* Saved entries *
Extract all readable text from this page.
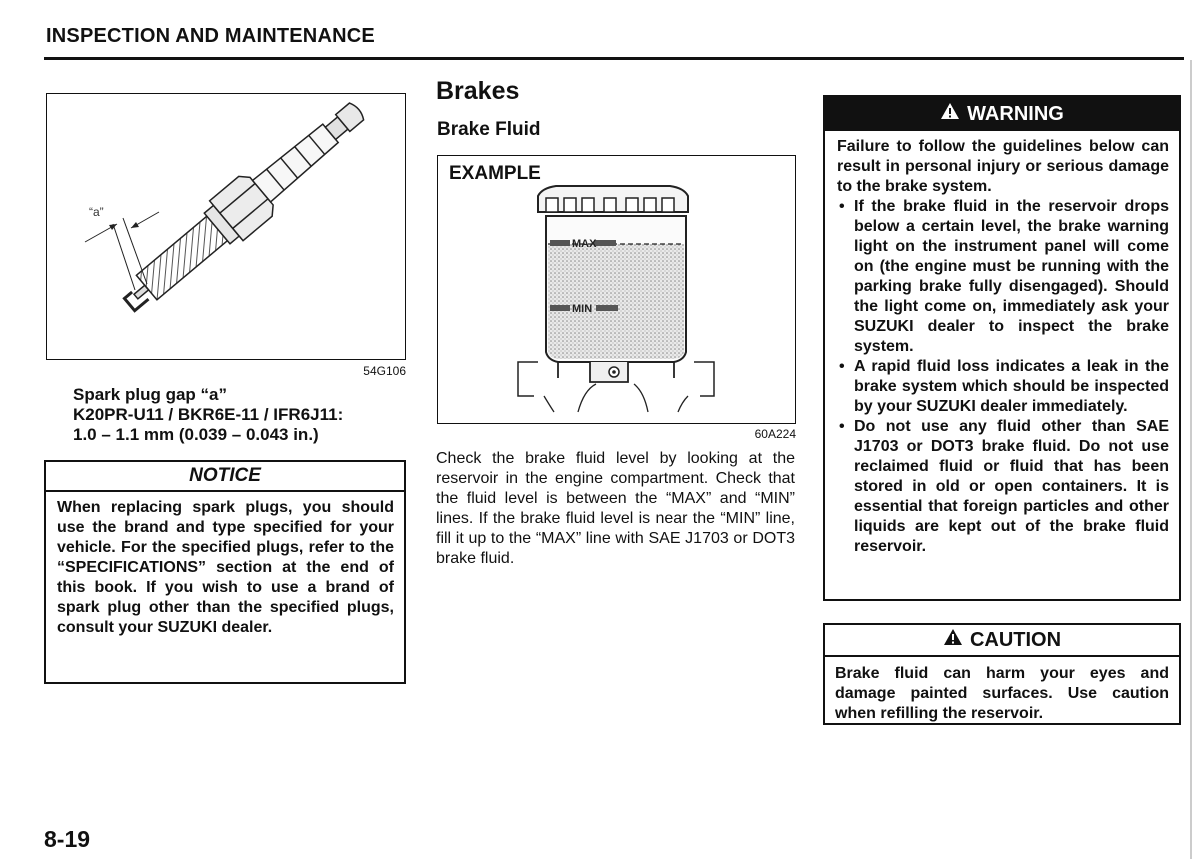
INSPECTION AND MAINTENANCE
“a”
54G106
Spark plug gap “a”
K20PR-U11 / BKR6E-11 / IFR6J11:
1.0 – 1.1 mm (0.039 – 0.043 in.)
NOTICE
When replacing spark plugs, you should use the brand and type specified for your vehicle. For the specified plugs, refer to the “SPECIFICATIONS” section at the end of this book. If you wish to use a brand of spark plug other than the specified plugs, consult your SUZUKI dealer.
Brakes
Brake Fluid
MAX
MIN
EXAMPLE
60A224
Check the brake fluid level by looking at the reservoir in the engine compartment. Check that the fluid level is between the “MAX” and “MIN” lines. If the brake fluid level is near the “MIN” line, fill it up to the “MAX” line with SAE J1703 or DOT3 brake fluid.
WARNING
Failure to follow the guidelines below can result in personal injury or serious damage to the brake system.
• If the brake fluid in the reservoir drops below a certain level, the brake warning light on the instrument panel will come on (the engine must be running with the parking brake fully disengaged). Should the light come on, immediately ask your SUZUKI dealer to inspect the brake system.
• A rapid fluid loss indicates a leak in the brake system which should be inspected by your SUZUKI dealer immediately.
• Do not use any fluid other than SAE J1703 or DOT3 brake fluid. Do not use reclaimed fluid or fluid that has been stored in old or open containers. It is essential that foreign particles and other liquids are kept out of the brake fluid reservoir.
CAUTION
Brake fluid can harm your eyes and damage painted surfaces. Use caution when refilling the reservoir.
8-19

* PROBLEM DESCRIPTION *
Write out each line of the data exactly; the images should be left out.

* FINISHED EXERCISE *
Extract all readable text from this page.
INSPECTION AND MAINTENANCE
“a”
54G106
Spark plug gap “a”
K20PR-U11 / BKR6E-11 / IFR6J11:
1.0 – 1.1 mm (0.039 – 0.043 in.)
NOTICE
When replacing spark plugs, you should use the brand and type specified for your vehicle. For the specified plugs, refer to the “SPECIFICATIONS” section at the end of this book. If you wish to use a brand of spark plug other than the specified plugs, consult your SUZUKI dealer.
Brakes
Brake Fluid
MAX
MIN
EXAMPLE
60A224
Check the brake fluid level by looking at the reservoir in the engine compartment. Check that the fluid level is between the “MAX” and “MIN” lines. If the brake fluid level is near the “MIN” line, fill it up to the “MAX” line with SAE J1703 or DOT3 brake fluid.
WARNING
Failure to follow the guidelines below can result in personal injury or serious damage to the brake system.
• If the brake fluid in the reservoir drops below a certain level, the brake warning light on the instrument panel will come on (the engine must be running with the parking brake fully disengaged). Should the light come on, immediately ask your SUZUKI dealer to inspect the brake system.
• A rapid fluid loss indicates a leak in the brake system which should be inspected by your SUZUKI dealer immediately.
• Do not use any fluid other than SAE J1703 or DOT3 brake fluid. Do not use reclaimed fluid or fluid that has been stored in old or open containers. It is essential that foreign particles and other liquids are kept out of the brake fluid reservoir.
CAUTION
Brake fluid can harm your eyes and damage painted surfaces. Use caution when refilling the reservoir.
8-19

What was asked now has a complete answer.